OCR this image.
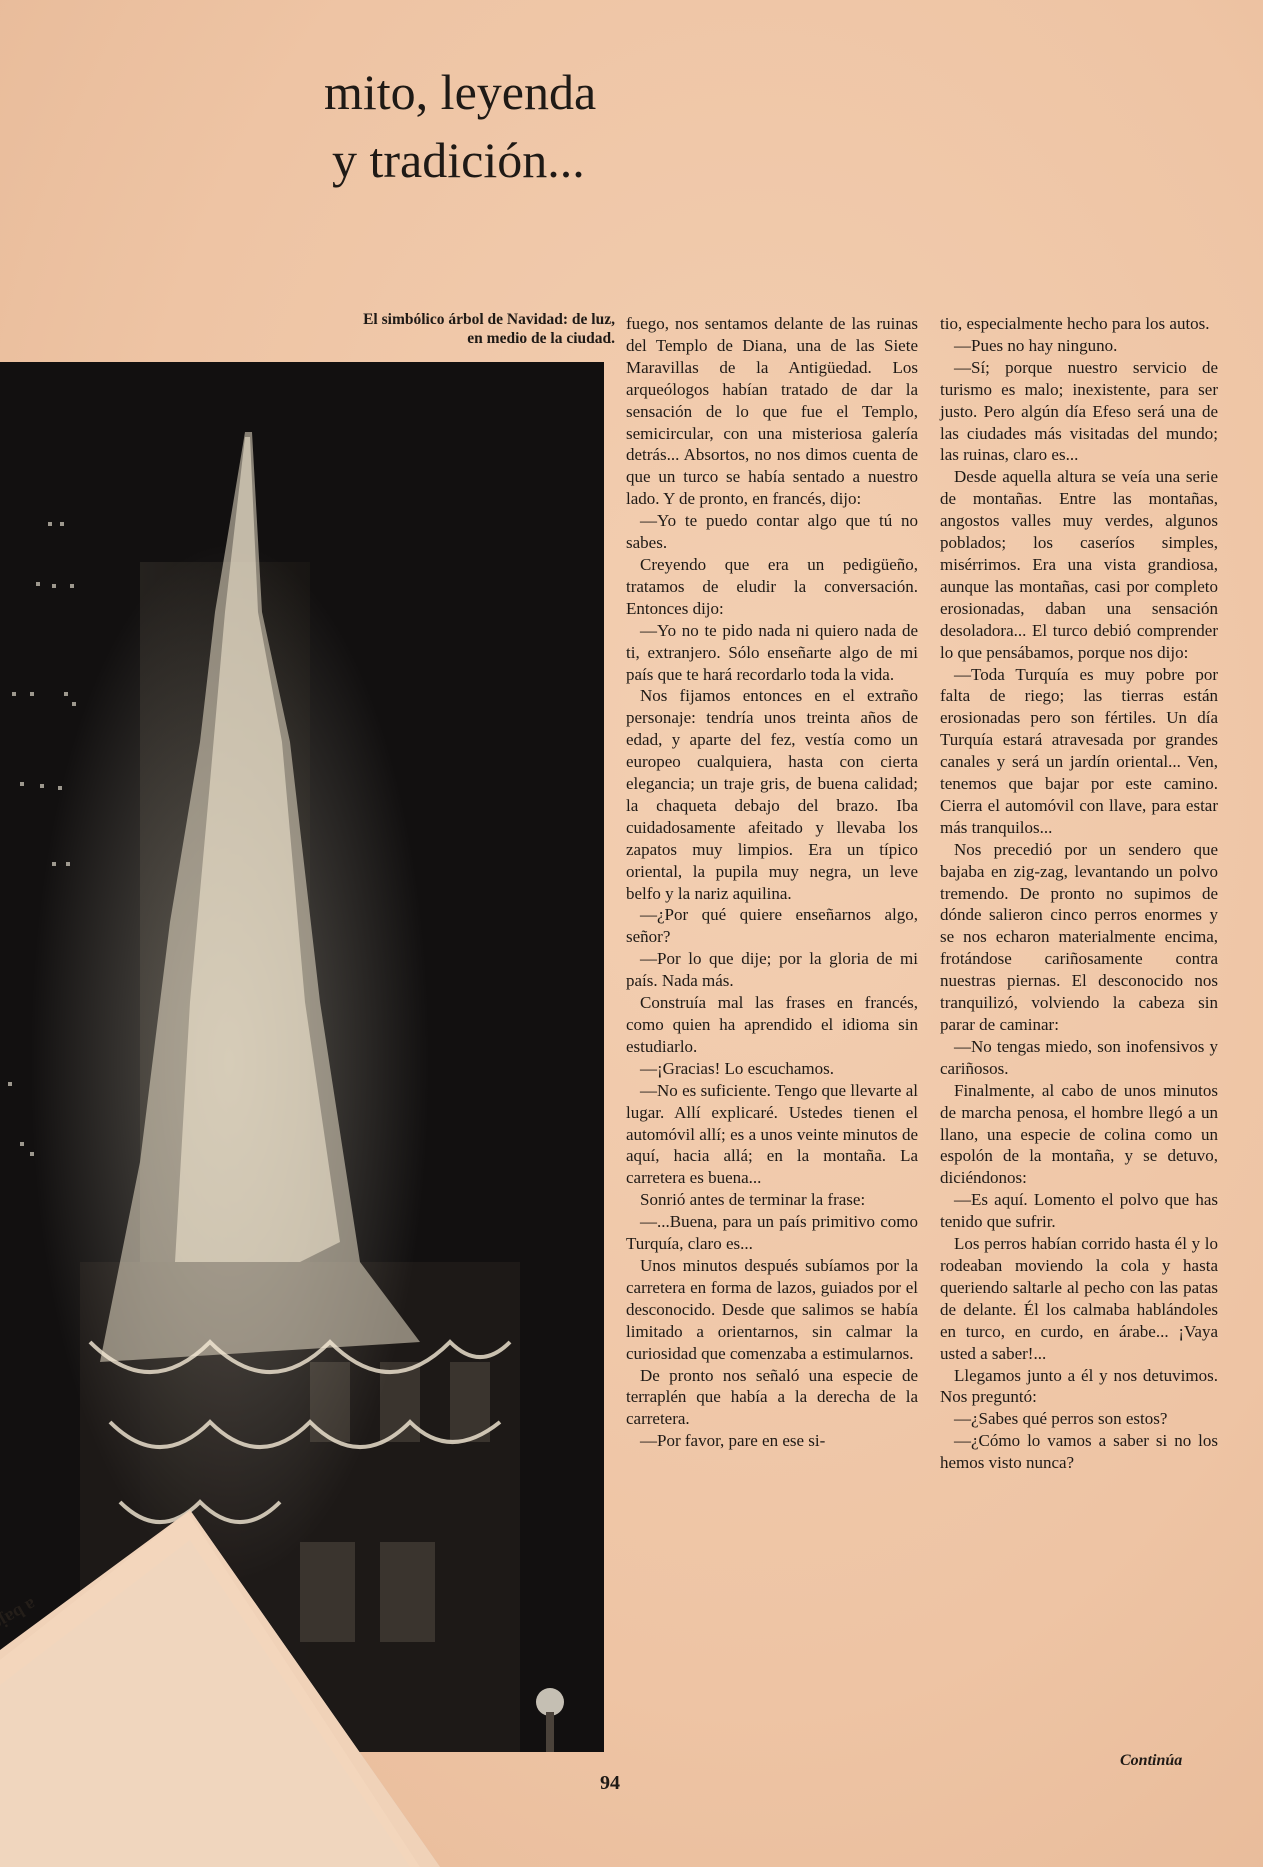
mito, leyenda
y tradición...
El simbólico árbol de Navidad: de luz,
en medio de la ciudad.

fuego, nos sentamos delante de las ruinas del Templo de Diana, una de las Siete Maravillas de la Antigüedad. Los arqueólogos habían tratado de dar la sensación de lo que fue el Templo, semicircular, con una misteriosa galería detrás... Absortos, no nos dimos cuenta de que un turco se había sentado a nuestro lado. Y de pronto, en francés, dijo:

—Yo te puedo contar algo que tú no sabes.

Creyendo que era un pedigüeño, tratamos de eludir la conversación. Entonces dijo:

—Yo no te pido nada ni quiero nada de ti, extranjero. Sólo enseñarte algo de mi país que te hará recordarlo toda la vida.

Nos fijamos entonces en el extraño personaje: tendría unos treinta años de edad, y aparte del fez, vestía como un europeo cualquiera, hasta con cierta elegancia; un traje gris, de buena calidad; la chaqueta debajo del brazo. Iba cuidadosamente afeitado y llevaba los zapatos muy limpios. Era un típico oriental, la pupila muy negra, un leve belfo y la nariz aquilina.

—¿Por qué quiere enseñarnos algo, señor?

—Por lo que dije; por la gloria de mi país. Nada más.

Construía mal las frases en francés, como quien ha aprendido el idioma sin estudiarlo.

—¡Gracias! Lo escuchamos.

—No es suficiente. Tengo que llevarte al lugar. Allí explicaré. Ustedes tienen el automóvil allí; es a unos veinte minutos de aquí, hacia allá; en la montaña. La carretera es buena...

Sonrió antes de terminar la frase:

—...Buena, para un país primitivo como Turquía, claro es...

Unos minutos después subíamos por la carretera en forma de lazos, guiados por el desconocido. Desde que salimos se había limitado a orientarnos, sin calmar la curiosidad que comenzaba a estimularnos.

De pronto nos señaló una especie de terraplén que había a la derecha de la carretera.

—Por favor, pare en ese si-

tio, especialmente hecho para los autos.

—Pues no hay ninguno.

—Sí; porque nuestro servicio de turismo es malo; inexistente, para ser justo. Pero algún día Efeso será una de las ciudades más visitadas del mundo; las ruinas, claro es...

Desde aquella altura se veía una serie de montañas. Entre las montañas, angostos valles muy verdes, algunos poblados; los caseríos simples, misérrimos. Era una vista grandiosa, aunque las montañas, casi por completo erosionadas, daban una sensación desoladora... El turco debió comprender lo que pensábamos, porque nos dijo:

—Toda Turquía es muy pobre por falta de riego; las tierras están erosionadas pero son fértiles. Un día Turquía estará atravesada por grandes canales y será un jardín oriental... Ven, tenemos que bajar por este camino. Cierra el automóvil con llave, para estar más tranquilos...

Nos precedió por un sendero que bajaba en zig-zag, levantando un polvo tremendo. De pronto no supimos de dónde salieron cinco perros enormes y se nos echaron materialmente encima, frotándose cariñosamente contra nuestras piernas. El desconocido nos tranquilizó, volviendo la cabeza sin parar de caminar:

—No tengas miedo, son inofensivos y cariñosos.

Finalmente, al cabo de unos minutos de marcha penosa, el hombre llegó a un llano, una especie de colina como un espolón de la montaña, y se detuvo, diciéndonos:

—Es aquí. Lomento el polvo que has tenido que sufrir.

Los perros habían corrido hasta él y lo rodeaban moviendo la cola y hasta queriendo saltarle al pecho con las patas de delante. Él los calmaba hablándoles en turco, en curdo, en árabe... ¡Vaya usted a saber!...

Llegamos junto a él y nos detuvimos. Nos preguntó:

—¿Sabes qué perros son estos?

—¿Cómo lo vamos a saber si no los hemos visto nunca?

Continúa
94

| What needs to be done |
Extract all the entries word for word; omit any pictures.

| Answer to the task |
OCR this image.
mito, leyenda
y tradición...
El simbólico árbol de Navidad: de luz,
en medio de la ciudad.

fuego, nos sentamos delante de las ruinas del Templo de Diana, una de las Siete Maravillas de la Antigüedad. Los arqueólogos habían tratado de dar la sensación de lo que fue el Templo, semicircular, con una misteriosa galería detrás... Absortos, no nos dimos cuenta de que un turco se había sentado a nuestro lado. Y de pronto, en francés, dijo:

—Yo te puedo contar algo que tú no sabes.

Creyendo que era un pedigüeño, tratamos de eludir la conversación. Entonces dijo:

—Yo no te pido nada ni quiero nada de ti, extranjero. Sólo enseñarte algo de mi país que te hará recordarlo toda la vida.

Nos fijamos entonces en el extraño personaje: tendría unos treinta años de edad, y aparte del fez, vestía como un europeo cualquiera, hasta con cierta elegancia; un traje gris, de buena calidad; la chaqueta debajo del brazo. Iba cuidadosamente afeitado y llevaba los zapatos muy limpios. Era un típico oriental, la pupila muy negra, un leve belfo y la nariz aquilina.

—¿Por qué quiere enseñarnos algo, señor?

—Por lo que dije; por la gloria de mi país. Nada más.

Construía mal las frases en francés, como quien ha aprendido el idioma sin estudiarlo.

—¡Gracias! Lo escuchamos.

—No es suficiente. Tengo que llevarte al lugar. Allí explicaré. Ustedes tienen el automóvil allí; es a unos veinte minutos de aquí, hacia allá; en la montaña. La carretera es buena...

Sonrió antes de terminar la frase:

—...Buena, para un país primitivo como Turquía, claro es...

Unos minutos después subíamos por la carretera en forma de lazos, guiados por el desconocido. Desde que salimos se había limitado a orientarnos, sin calmar la curiosidad que comenzaba a estimularnos.

De pronto nos señaló una especie de terraplén que había a la derecha de la carretera.

—Por favor, pare en ese si-

tio, especialmente hecho para los autos.

—Pues no hay ninguno.

—Sí; porque nuestro servicio de turismo es malo; inexistente, para ser justo. Pero algún día Efeso será una de las ciudades más visitadas del mundo; las ruinas, claro es...

Desde aquella altura se veía una serie de montañas. Entre las montañas, angostos valles muy verdes, algunos poblados; los caseríos simples, misérrimos. Era una vista grandiosa, aunque las montañas, casi por completo erosionadas, daban una sensación desoladora... El turco debió comprender lo que pensábamos, porque nos dijo:

—Toda Turquía es muy pobre por falta de riego; las tierras están erosionadas pero son fértiles. Un día Turquía estará atravesada por grandes canales y será un jardín oriental... Ven, tenemos que bajar por este camino. Cierra el automóvil con llave, para estar más tranquilos...

Nos precedió por un sendero que bajaba en zig-zag, levantando un polvo tremendo. De pronto no supimos de dónde salieron cinco perros enormes y se nos echaron materialmente encima, frotándose cariñosamente contra nuestras piernas. El desconocido nos tranquilizó, volviendo la cabeza sin parar de caminar:

—No tengas miedo, son inofensivos y cariñosos.

Finalmente, al cabo de unos minutos de marcha penosa, el hombre llegó a un llano, una especie de colina como un espolón de la montaña, y se detuvo, diciéndonos:

—Es aquí. Lomento el polvo que has tenido que sufrir.

Los perros habían corrido hasta él y lo rodeaban moviendo la cola y hasta queriendo saltarle al pecho con las patas de delante. Él los calmaba hablándoles en turco, en curdo, en árabe... ¡Vaya usted a saber!...

Llegamos junto a él y nos detuvimos. Nos preguntó:

—¿Sabes qué perros son estos?

—¿Cómo lo vamos a saber si no los hemos visto nunca?

Continúa
94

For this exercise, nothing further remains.